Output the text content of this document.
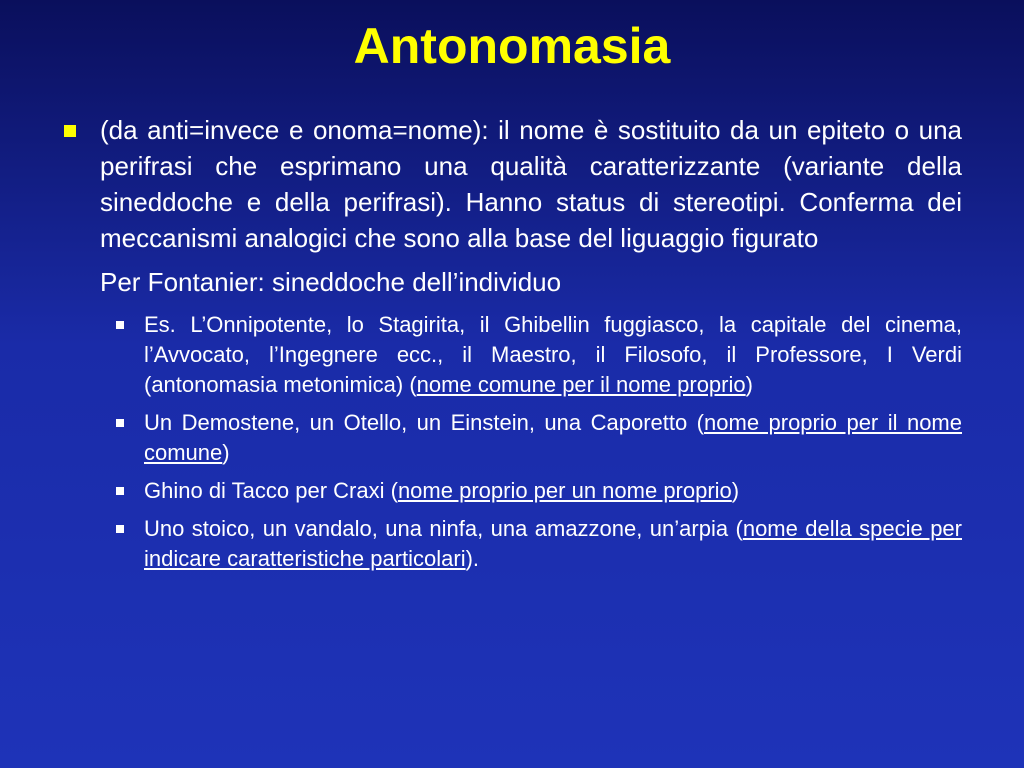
Antonomasia

(da anti=invece e onoma=nome): il nome è sostituito da un epiteto o una perifrasi che esprimano una qualità caratterizzante (variante della sineddoche e della perifrasi). Hanno status di stereotipi. Conferma dei meccanismi analogici che sono alla base del liguaggio figurato

Per Fontanier: sineddoche dell’individuo

Es. L’Onnipotente, lo Stagirita, il Ghibellin fuggiasco, la capitale del cinema, l’Avvocato, l’Ingegnere ecc., il Maestro, il Filosofo, il Professore, I Verdi (antonomasia metonimica) (nome comune per il nome proprio)

Un Demostene, un Otello, un Einstein, una Caporetto (nome proprio per il nome comune)

Ghino di Tacco per Craxi (nome proprio per un nome proprio)

Uno stoico, un vandalo, una ninfa, una amazzone, un’arpia (nome della specie per indicare caratteristiche particolari).
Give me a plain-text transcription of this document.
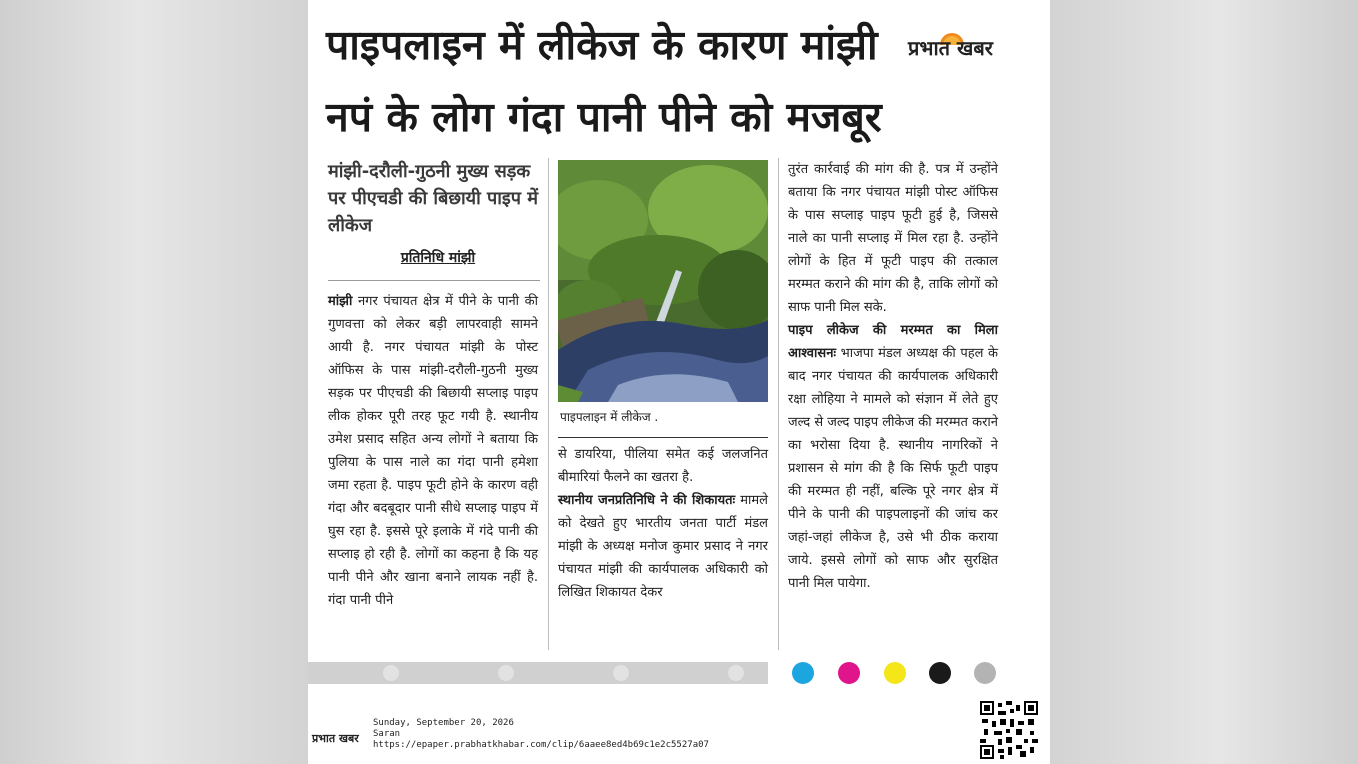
पाइपलाइन में लीकेज के कारण मांझी
नपं के लोग गंदा पानी पीने को मजबूर
प्रभात खबर
मांझी-दरौली-गुठनी मुख्य सड़क पर पीएचडी की बिछायी पाइप में लीकेज
प्रतिनिधि मांझी

मांझी नगर पंचायत क्षेत्र में पीने के पानी की गुणवत्ता को लेकर बड़ी लापरवाही सामने आयी है. नगर पंचायत मांझी के पोस्ट ऑफिस के पास मांझी-दरौली-गुठनी मुख्य सड़क पर पीएचडी की बिछायी सप्लाइ पाइप लीक होकर पूरी तरह फूट गयी है. स्थानीय उमेश प्रसाद सहित अन्य लोगों ने बताया कि पुलिया के पास नाले का गंदा पानी हमेशा जमा रहता है. पाइप फूटी होने के कारण वही गंदा और बदबूदार पानी सीधे सप्लाइ पाइप में घुस रहा है. इससे पूरे इलाके में गंदे पानी की सप्लाइ हो रही है. लोगों का कहना है कि यह पानी पीने और खाना बनाने लायक नहीं है. गंदा पानी पीने

पाइपलाइन में लीकेज .

से डायरिया, पीलिया समेत कई जलजनित बीमारियां फैलने का खतरा है.

स्थानीय जनप्रतिनिधि ने की शिकायतः मामले को देखते हुए भारतीय जनता पार्टी मंडल मांझी के अध्यक्ष मनोज कुमार प्रसाद ने नगर पंचायत मांझी की कार्यपालक अधिकारी को लिखित शिकायत देकर

तुरंत कार्रवाई की मांग की है. पत्र में उन्होंने बताया कि नगर पंचायत मांझी पोस्ट ऑफिस के पास सप्लाइ पाइप फूटी हुई है, जिससे नाले का पानी सप्लाइ में मिल रहा है. उन्होंने लोगों के हित में फूटी पाइप की तत्काल मरम्मत कराने की मांग की है, ताकि लोगों को साफ पानी मिल सके.

पाइप लीकेज की मरम्मत का मिला आश्वासनः भाजपा मंडल अध्यक्ष की पहल के बाद नगर पंचायत की कार्यपालक अधिकारी रक्षा लोहिया ने मामले को संज्ञान में लेते हुए जल्द से जल्द पाइप लीकेज की मरम्मत कराने का भरोसा दिया है. स्थानीय नागरिकों ने प्रशासन से मांग की है कि सिर्फ फूटी पाइप की मरम्मत ही नहीं, बल्कि पूरे नगर क्षेत्र में पीने के पानी की पाइपलाइनों की जांच कर जहां-जहां लीकेज है, उसे भी ठीक कराया जाये. इससे लोगों को साफ और सुरक्षित पानी मिल पायेगा.

प्रभात खबर
Sunday, September 20, 2026
Saran
https://epaper.prabhatkhabar.com/clip/6aaee8ed4b69c1e2c5527a07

» Requirements
Images in the data above are to be skipped. Retype all other material exactly.

» Task result
Output the text content of this document.
Antonomasia

(da anti=invece e onoma=nome): il nome è sostituito da un epiteto o una perifrasi che esprimano una qualità caratterizzante (variante della sineddoche e della perifrasi). Hanno status di stereotipi. Conferma dei meccanismi analogici che sono alla base del liguaggio figurato

Per Fontanier: sineddoche dell’individuo

Es. L’Onnipotente, lo Stagirita, il Ghibellin fuggiasco, la capitale del cinema, l’Avvocato, l’Ingegnere ecc., il Maestro, il Filosofo, il Professore, I Verdi (antonomasia metonimica) (nome comune per il nome proprio)

Un Demostene, un Otello, un Einstein, una Caporetto (nome proprio per il nome comune)

Ghino di Tacco per Craxi (nome proprio per un nome proprio)

Uno stoico, un vandalo, una ninfa, una amazzone, un’arpia (nome della specie per indicare caratteristiche particolari).
Give me a plain-text transcription of this document.
पाइपलाइन में लीकेज के कारण मांझी
नपं के लोग गंदा पानी पीने को मजबूर
प्रभात खबर
मांझी-दरौली-गुठनी मुख्य सड़क पर पीएचडी की बिछायी पाइप में लीकेज
प्रतिनिधि मांझी

मांझी नगर पंचायत क्षेत्र में पीने के पानी की गुणवत्ता को लेकर बड़ी लापरवाही सामने आयी है. नगर पंचायत मांझी के पोस्ट ऑफिस के पास मांझी-दरौली-गुठनी मुख्य सड़क पर पीएचडी की बिछायी सप्लाइ पाइप लीक होकर पूरी तरह फूट गयी है. स्थानीय उमेश प्रसाद सहित अन्य लोगों ने बताया कि पुलिया के पास नाले का गंदा पानी हमेशा जमा रहता है. पाइप फूटी होने के कारण वही गंदा और बदबूदार पानी सीधे सप्लाइ पाइप में घुस रहा है. इससे पूरे इलाके में गंदे पानी की सप्लाइ हो रही है. लोगों का कहना है कि यह पानी पीने और खाना बनाने लायक नहीं है. गंदा पानी पीने

पाइपलाइन में लीकेज .

से डायरिया, पीलिया समेत कई जलजनित बीमारियां फैलने का खतरा है.

स्थानीय जनप्रतिनिधि ने की शिकायतः मामले को देखते हुए भारतीय जनता पार्टी मंडल मांझी के अध्यक्ष मनोज कुमार प्रसाद ने नगर पंचायत मांझी की कार्यपालक अधिकारी को लिखित शिकायत देकर

तुरंत कार्रवाई की मांग की है. पत्र में उन्होंने बताया कि नगर पंचायत मांझी पोस्ट ऑफिस के पास सप्लाइ पाइप फूटी हुई है, जिससे नाले का पानी सप्लाइ में मिल रहा है. उन्होंने लोगों के हित में फूटी पाइप की तत्काल मरम्मत कराने की मांग की है, ताकि लोगों को साफ पानी मिल सके.

पाइप लीकेज की मरम्मत का मिला आश्वासनः भाजपा मंडल अध्यक्ष की पहल के बाद नगर पंचायत की कार्यपालक अधिकारी रक्षा लोहिया ने मामले को संज्ञान में लेते हुए जल्द से जल्द पाइप लीकेज की मरम्मत कराने का भरोसा दिया है. स्थानीय नागरिकों ने प्रशासन से मांग की है कि सिर्फ फूटी पाइप की मरम्मत ही नहीं, बल्कि पूरे नगर क्षेत्र में पीने के पानी की पाइपलाइनों की जांच कर जहां-जहां लीकेज है, उसे भी ठीक कराया जाये. इससे लोगों को साफ और सुरक्षित पानी मिल पायेगा.

प्रभात खबर
Sunday, September 20, 2026
Saran
https://epaper.prabhatkhabar.com/clip/6aaee8ed4b69c1e2c5527a07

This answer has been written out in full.